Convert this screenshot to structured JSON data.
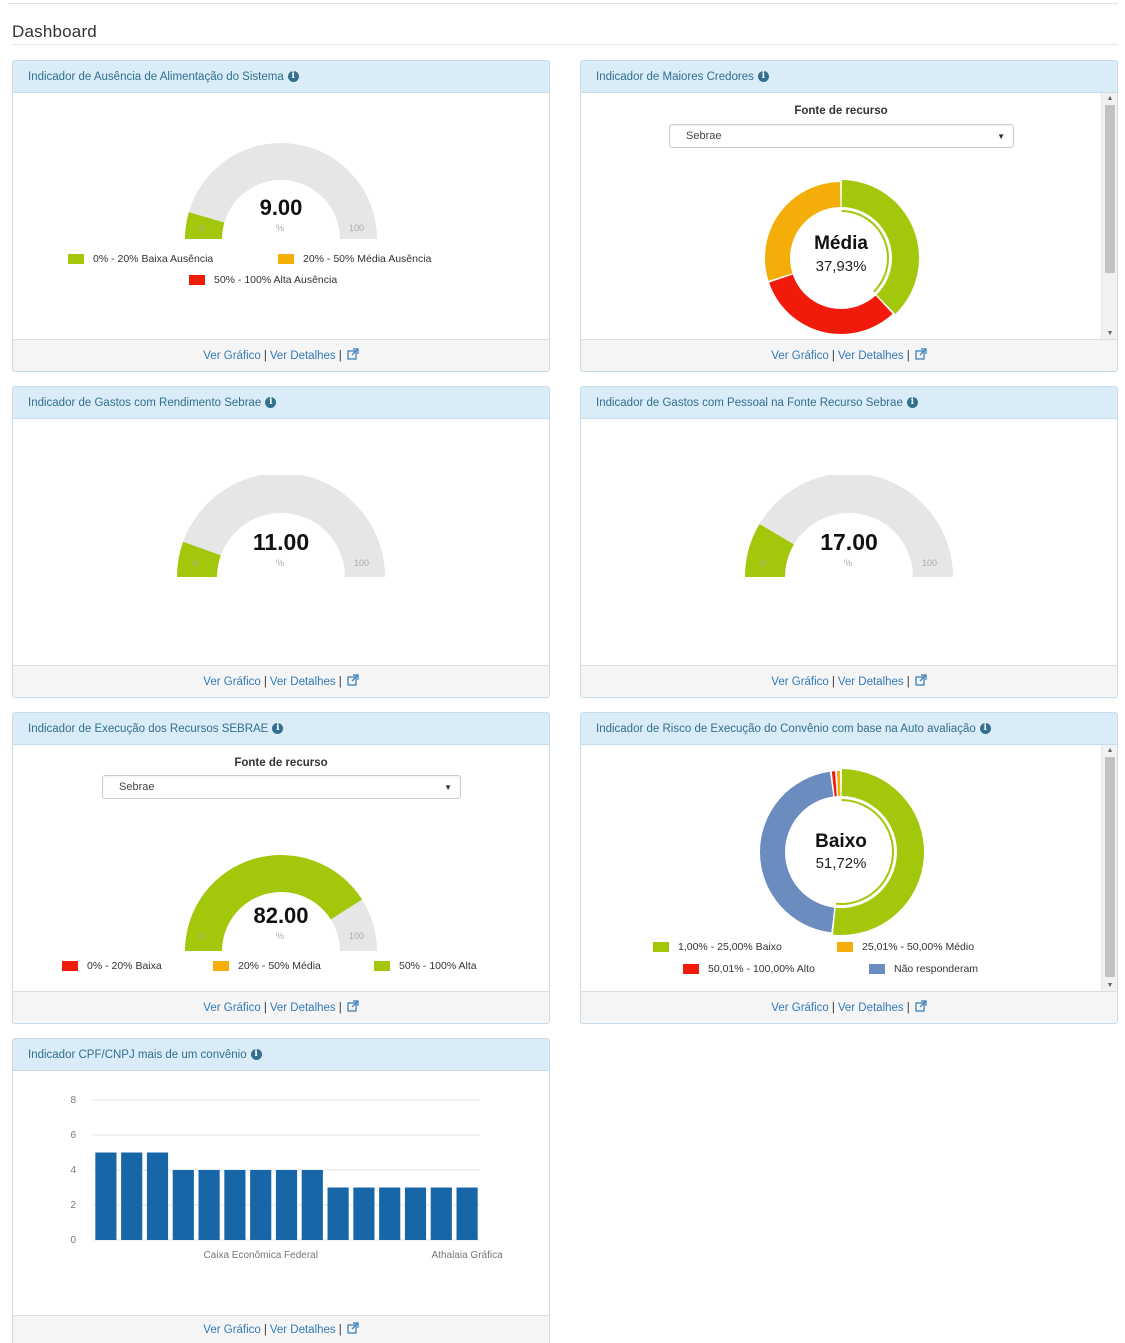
{
  "page": {
    "title": "Dashboard"
  },
  "footer": {
    "grafico": "Ver Gráfico",
    "sep": "|",
    "detalhes": "Ver Detalhes",
    "sep2": "|"
  },
  "colors": {
    "green": "#a3c70a",
    "orange": "#f5ad0a",
    "red": "#f21a0a",
    "blue": "#6b8cbf",
    "track": "#e6e6e6",
    "bar": "#1766a8"
  },
  "panels": {
    "ausencia": {
      "title": "Indicador de Ausência de Alimentação do Sistema",
      "value": 9,
      "value_label": "9.00",
      "min": "0",
      "unit": "%",
      "max": "100",
      "legend": [
        {
          "label": "0% - 20% Baixa Ausência",
          "color": "#a3c70a"
        },
        {
          "label": "20% - 50% Média Ausência",
          "color": "#f5ad0a"
        },
        {
          "label": "50% - 100% Alta Ausência",
          "color": "#f21a0a"
        }
      ]
    },
    "credores": {
      "title": "Indicador de Maiores Credores",
      "select_label": "Fonte de recurso",
      "select_value": "Sebrae",
      "center_title": "Média",
      "center_pct": "37,93%",
      "segments": [
        {
          "name": "green",
          "value": 37.93,
          "color": "#a3c70a"
        },
        {
          "name": "red",
          "value": 32.0,
          "color": "#f21a0a"
        },
        {
          "name": "orange",
          "value": 30.07,
          "color": "#f5ad0a"
        }
      ]
    },
    "rendimento": {
      "title": "Indicador de Gastos com Rendimento Sebrae",
      "value": 11,
      "value_label": "11.00",
      "min": "0",
      "unit": "%",
      "max": "100"
    },
    "pessoal": {
      "title": "Indicador de Gastos com Pessoal na Fonte Recurso Sebrae",
      "value": 17,
      "value_label": "17.00",
      "min": "0",
      "unit": "%",
      "max": "100"
    },
    "execucao": {
      "title": "Indicador de Execução dos Recursos SEBRAE",
      "select_label": "Fonte de recurso",
      "select_value": "Sebrae",
      "value": 82,
      "value_label": "82.00",
      "min": "0",
      "unit": "%",
      "max": "100",
      "legend": [
        {
          "label": "0% - 20% Baixa",
          "color": "#f21a0a"
        },
        {
          "label": "20% - 50% Média",
          "color": "#f5ad0a"
        },
        {
          "label": "50% - 100% Alta",
          "color": "#a3c70a"
        }
      ]
    },
    "risco": {
      "title": "Indicador de Risco de Execução do Convênio com base na Auto avaliação",
      "center_title": "Baixo",
      "center_pct": "51,72%",
      "segments": [
        {
          "name": "Baixo",
          "value": 51.72,
          "color": "#a3c70a"
        },
        {
          "name": "Não responderam",
          "value": 46.28,
          "color": "#6b8cbf"
        },
        {
          "name": "Alto",
          "value": 1.0,
          "color": "#f21a0a"
        },
        {
          "name": "Médio",
          "value": 1.0,
          "color": "#f5ad0a"
        }
      ],
      "legend": [
        {
          "label": "1,00% - 25,00% Baixo",
          "color": "#a3c70a"
        },
        {
          "label": "25,01% - 50,00% Médio",
          "color": "#f5ad0a"
        },
        {
          "label": "50,01% - 100,00% Alto",
          "color": "#f21a0a"
        },
        {
          "label": "Não responderam",
          "color": "#6b8cbf"
        }
      ]
    },
    "cpf": {
      "title": "Indicador CPF/CNPJ mais de um convênio"
    }
  },
  "chart_data": {
    "type": "bar",
    "title": "",
    "xlabel": "",
    "ylabel": "",
    "ylim": [
      0,
      8
    ],
    "yticks": [
      "0",
      "2",
      "4",
      "6",
      "8"
    ],
    "values": [
      5,
      5,
      5,
      4,
      4,
      4,
      4,
      4,
      4,
      3,
      3,
      3,
      3,
      3,
      3
    ],
    "visible_category_labels": [
      {
        "index": 6,
        "label": "Caixa Econômica Federal"
      },
      {
        "index": 14,
        "label": "Athalaia Gráfica"
      }
    ],
    "grid": true,
    "color": "#1766a8"
  }
}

=== Instructions for the task ===
Go through the records and pull out each line that includes the word "Média".

=== Output below ===
          "label": "20% - 50% Média Ausência",
      "center_title": "Média",
          "label": "20% - 50% Média",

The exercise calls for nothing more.